# Excerpted data

━━━━

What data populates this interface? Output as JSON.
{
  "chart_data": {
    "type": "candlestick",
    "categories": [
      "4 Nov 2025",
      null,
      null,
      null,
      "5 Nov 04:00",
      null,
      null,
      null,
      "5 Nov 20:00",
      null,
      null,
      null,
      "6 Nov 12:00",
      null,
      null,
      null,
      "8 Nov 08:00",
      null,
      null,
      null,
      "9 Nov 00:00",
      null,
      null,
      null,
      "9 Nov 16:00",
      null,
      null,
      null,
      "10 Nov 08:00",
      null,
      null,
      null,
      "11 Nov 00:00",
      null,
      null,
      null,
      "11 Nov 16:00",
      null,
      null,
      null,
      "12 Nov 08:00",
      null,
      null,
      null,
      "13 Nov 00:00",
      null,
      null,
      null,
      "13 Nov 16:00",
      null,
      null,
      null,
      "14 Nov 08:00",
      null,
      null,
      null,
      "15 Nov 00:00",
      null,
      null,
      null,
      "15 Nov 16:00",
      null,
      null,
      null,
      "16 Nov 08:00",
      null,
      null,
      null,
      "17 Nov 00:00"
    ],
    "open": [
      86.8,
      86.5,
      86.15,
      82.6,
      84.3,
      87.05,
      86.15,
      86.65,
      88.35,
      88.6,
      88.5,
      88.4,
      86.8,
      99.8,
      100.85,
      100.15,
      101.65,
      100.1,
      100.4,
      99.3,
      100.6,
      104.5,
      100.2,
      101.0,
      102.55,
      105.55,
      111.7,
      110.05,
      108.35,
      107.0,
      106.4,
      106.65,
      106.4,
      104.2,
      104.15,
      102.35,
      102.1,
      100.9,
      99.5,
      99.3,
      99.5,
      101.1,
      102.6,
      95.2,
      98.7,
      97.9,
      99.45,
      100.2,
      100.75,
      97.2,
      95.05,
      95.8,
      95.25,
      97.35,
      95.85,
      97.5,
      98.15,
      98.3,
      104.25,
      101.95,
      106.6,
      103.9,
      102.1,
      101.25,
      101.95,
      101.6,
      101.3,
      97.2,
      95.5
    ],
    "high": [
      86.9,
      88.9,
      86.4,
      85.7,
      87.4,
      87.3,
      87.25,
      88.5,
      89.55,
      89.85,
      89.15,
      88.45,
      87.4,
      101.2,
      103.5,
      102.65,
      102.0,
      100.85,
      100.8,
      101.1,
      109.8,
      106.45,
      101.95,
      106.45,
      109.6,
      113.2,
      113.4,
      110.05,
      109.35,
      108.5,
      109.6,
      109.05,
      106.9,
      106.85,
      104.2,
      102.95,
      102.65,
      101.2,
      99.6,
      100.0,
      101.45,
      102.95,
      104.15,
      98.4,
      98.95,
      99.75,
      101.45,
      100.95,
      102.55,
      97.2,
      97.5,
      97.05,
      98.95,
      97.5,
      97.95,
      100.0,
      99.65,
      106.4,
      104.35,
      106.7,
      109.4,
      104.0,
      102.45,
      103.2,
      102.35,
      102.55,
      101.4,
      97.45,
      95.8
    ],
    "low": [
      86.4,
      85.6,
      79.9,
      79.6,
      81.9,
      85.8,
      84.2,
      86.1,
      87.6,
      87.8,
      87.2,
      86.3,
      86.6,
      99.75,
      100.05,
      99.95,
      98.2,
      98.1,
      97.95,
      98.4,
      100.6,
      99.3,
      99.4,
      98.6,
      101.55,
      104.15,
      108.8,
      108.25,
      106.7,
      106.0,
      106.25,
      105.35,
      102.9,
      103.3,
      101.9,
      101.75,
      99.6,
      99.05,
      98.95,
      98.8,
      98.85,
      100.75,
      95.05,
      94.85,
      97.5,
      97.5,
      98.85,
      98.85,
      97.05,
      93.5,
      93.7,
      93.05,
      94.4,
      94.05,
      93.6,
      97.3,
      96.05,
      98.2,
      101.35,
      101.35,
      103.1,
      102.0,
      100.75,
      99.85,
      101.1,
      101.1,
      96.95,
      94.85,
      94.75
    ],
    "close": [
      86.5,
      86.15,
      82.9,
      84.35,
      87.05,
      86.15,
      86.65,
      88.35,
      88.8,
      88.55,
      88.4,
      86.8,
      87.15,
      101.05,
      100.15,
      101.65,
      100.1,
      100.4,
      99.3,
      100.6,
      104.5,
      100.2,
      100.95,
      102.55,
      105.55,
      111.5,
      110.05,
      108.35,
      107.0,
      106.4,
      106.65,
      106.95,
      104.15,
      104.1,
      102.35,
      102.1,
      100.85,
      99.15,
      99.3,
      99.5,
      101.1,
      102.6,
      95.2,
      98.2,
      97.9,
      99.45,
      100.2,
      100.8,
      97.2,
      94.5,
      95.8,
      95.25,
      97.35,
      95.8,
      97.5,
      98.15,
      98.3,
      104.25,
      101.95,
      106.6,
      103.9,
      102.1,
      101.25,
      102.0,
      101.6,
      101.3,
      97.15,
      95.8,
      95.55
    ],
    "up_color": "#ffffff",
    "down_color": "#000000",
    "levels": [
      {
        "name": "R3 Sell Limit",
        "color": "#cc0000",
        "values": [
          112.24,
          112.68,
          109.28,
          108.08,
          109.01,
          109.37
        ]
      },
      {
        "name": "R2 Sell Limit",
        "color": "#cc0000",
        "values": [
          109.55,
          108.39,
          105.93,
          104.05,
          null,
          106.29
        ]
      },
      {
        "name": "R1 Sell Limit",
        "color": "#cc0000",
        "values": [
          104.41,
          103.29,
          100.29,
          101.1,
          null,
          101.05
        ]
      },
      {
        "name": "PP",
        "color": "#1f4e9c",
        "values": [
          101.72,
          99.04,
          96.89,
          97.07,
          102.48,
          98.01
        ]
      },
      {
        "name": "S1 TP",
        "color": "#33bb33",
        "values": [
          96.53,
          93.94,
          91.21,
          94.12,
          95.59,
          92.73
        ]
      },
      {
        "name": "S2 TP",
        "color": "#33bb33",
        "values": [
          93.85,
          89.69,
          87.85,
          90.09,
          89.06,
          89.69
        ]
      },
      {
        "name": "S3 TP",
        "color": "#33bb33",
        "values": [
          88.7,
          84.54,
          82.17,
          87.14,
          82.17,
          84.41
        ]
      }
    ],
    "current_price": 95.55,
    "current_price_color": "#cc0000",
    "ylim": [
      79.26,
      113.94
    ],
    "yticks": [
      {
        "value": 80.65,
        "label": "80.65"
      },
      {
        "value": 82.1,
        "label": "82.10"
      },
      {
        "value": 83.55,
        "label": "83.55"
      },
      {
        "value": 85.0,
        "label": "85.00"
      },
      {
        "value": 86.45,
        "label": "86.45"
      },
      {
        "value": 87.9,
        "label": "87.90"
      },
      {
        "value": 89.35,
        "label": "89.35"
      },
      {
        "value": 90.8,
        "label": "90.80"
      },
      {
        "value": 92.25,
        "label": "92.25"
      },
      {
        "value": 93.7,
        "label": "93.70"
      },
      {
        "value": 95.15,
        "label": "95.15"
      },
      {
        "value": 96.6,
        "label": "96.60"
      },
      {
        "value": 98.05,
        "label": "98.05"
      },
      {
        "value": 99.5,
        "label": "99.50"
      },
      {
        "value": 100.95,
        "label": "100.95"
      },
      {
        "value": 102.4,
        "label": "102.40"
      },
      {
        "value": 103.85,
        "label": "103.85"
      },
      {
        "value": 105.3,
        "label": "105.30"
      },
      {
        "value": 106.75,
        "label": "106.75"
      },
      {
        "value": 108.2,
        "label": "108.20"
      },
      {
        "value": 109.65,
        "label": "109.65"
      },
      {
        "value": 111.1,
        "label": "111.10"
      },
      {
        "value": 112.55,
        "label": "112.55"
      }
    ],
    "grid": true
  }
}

━━━━

# Stated goal
Each line must be given again exactly as written above.

# Exercise result
What data populates this interface? Output as JSON.
{
  "chart_data": {
    "type": "candlestick",
    "categories": [
      "4 Nov 2025",
      null,
      null,
      null,
      "5 Nov 04:00",
      null,
      null,
      null,
      "5 Nov 20:00",
      null,
      null,
      null,
      "6 Nov 12:00",
      null,
      null,
      null,
      "8 Nov 08:00",
      null,
      null,
      null,
      "9 Nov 00:00",
      null,
      null,
      null,
      "9 Nov 16:00",
      null,
      null,
      null,
      "10 Nov 08:00",
      null,
      null,
      null,
      "11 Nov 00:00",
      null,
      null,
      null,
      "11 Nov 16:00",
      null,
      null,
      null,
      "12 Nov 08:00",
      null,
      null,
      null,
      "13 Nov 00:00",
      null,
      null,
      null,
      "13 Nov 16:00",
      null,
      null,
      null,
      "14 Nov 08:00",
      null,
      null,
      null,
      "15 Nov 00:00",
      null,
      null,
      null,
      "15 Nov 16:00",
      null,
      null,
      null,
      "16 Nov 08:00",
      null,
      null,
      null,
      "17 Nov 00:00"
    ],
    "open": [
      86.8,
      86.5,
      86.15,
      82.6,
      84.3,
      87.05,
      86.15,
      86.65,
      88.35,
      88.6,
      88.5,
      88.4,
      86.8,
      99.8,
      100.85,
      100.15,
      101.65,
      100.1,
      100.4,
      99.3,
      100.6,
      104.5,
      100.2,
      101.0,
      102.55,
      105.55,
      111.7,
      110.05,
      108.35,
      107.0,
      106.4,
      106.65,
      106.4,
      104.2,
      104.15,
      102.35,
      102.1,
      100.9,
      99.5,
      99.3,
      99.5,
      101.1,
      102.6,
      95.2,
      98.7,
      97.9,
      99.45,
      100.2,
      100.75,
      97.2,
      95.05,
      95.8,
      95.25,
      97.35,
      95.85,
      97.5,
      98.15,
      98.3,
      104.25,
      101.95,
      106.6,
      103.9,
      102.1,
      101.25,
      101.95,
      101.6,
      101.3,
      97.2,
      95.5
    ],
    "high": [
      86.9,
      88.9,
      86.4,
      85.7,
      87.4,
      87.3,
      87.25,
      88.5,
      89.55,
      89.85,
      89.15,
      88.45,
      87.4,
      101.2,
      103.5,
      102.65,
      102.0,
      100.85,
      100.8,
      101.1,
      109.8,
      106.45,
      101.95,
      106.45,
      109.6,
      113.2,
      113.4,
      110.05,
      109.35,
      108.5,
      109.6,
      109.05,
      106.9,
      106.85,
      104.2,
      102.95,
      102.65,
      101.2,
      99.6,
      100.0,
      101.45,
      102.95,
      104.15,
      98.4,
      98.95,
      99.75,
      101.45,
      100.95,
      102.55,
      97.2,
      97.5,
      97.05,
      98.95,
      97.5,
      97.95,
      100.0,
      99.65,
      106.4,
      104.35,
      106.7,
      109.4,
      104.0,
      102.45,
      103.2,
      102.35,
      102.55,
      101.4,
      97.45,
      95.8
    ],
    "low": [
      86.4,
      85.6,
      79.9,
      79.6,
      81.9,
      85.8,
      84.2,
      86.1,
      87.6,
      87.8,
      87.2,
      86.3,
      86.6,
      99.75,
      100.05,
      99.95,
      98.2,
      98.1,
      97.95,
      98.4,
      100.6,
      99.3,
      99.4,
      98.6,
      101.55,
      104.15,
      108.8,
      108.25,
      106.7,
      106.0,
      106.25,
      105.35,
      102.9,
      103.3,
      101.9,
      101.75,
      99.6,
      99.05,
      98.95,
      98.8,
      98.85,
      100.75,
      95.05,
      94.85,
      97.5,
      97.5,
      98.85,
      98.85,
      97.05,
      93.5,
      93.7,
      93.05,
      94.4,
      94.05,
      93.6,
      97.3,
      96.05,
      98.2,
      101.35,
      101.35,
      103.1,
      102.0,
      100.75,
      99.85,
      101.1,
      101.1,
      96.95,
      94.85,
      94.75
    ],
    "close": [
      86.5,
      86.15,
      82.9,
      84.35,
      87.05,
      86.15,
      86.65,
      88.35,
      88.8,
      88.55,
      88.4,
      86.8,
      87.15,
      101.05,
      100.15,
      101.65,
      100.1,
      100.4,
      99.3,
      100.6,
      104.5,
      100.2,
      100.95,
      102.55,
      105.55,
      111.5,
      110.05,
      108.35,
      107.0,
      106.4,
      106.65,
      106.95,
      104.15,
      104.1,
      102.35,
      102.1,
      100.85,
      99.15,
      99.3,
      99.5,
      101.1,
      102.6,
      95.2,
      98.2,
      97.9,
      99.45,
      100.2,
      100.8,
      97.2,
      94.5,
      95.8,
      95.25,
      97.35,
      95.8,
      97.5,
      98.15,
      98.3,
      104.25,
      101.95,
      106.6,
      103.9,
      102.1,
      101.25,
      102.0,
      101.6,
      101.3,
      97.15,
      95.8,
      95.55
    ],
    "up_color": "#ffffff",
    "down_color": "#000000",
    "levels": [
      {
        "name": "R3 Sell Limit",
        "color": "#cc0000",
        "values": [
          112.24,
          112.68,
          109.28,
          108.08,
          109.01,
          109.37
        ]
      },
      {
        "name": "R2 Sell Limit",
        "color": "#cc0000",
        "values": [
          109.55,
          108.39,
          105.93,
          104.05,
          null,
          106.29
        ]
      },
      {
        "name": "R1 Sell Limit",
        "color": "#cc0000",
        "values": [
          104.41,
          103.29,
          100.29,
          101.1,
          null,
          101.05
        ]
      },
      {
        "name": "PP",
        "color": "#1f4e9c",
        "values": [
          101.72,
          99.04,
          96.89,
          97.07,
          102.48,
          98.01
        ]
      },
      {
        "name": "S1 TP",
        "color": "#33bb33",
        "values": [
          96.53,
          93.94,
          91.21,
          94.12,
          95.59,
          92.73
        ]
      },
      {
        "name": "S2 TP",
        "color": "#33bb33",
        "values": [
          93.85,
          89.69,
          87.85,
          90.09,
          89.06,
          89.69
        ]
      },
      {
        "name": "S3 TP",
        "color": "#33bb33",
        "values": [
          88.7,
          84.54,
          82.17,
          87.14,
          82.17,
          84.41
        ]
      }
    ],
    "current_price": 95.55,
    "current_price_color": "#cc0000",
    "ylim": [
      79.26,
      113.94
    ],
    "yticks": [
      {
        "value": 80.65,
        "label": "80.65"
      },
      {
        "value": 82.1,
        "label": "82.10"
      },
      {
        "value": 83.55,
        "label": "83.55"
      },
      {
        "value": 85.0,
        "label": "85.00"
      },
      {
        "value": 86.45,
        "label": "86.45"
      },
      {
        "value": 87.9,
        "label": "87.90"
      },
      {
        "value": 89.35,
        "label": "89.35"
      },
      {
        "value": 90.8,
        "label": "90.80"
      },
      {
        "value": 92.25,
        "label": "92.25"
      },
      {
        "value": 93.7,
        "label": "93.70"
      },
      {
        "value": 95.15,
        "label": "95.15"
      },
      {
        "value": 96.6,
        "label": "96.60"
      },
      {
        "value": 98.05,
        "label": "98.05"
      },
      {
        "value": 99.5,
        "label": "99.50"
      },
      {
        "value": 100.95,
        "label": "100.95"
      },
      {
        "value": 102.4,
        "label": "102.40"
      },
      {
        "value": 103.85,
        "label": "103.85"
      },
      {
        "value": 105.3,
        "label": "105.30"
      },
      {
        "value": 106.75,
        "label": "106.75"
      },
      {
        "value": 108.2,
        "label": "108.20"
      },
      {
        "value": 109.65,
        "label": "109.65"
      },
      {
        "value": 111.1,
        "label": "111.10"
      },
      {
        "value": 112.55,
        "label": "112.55"
      }
    ],
    "grid": true
  }
}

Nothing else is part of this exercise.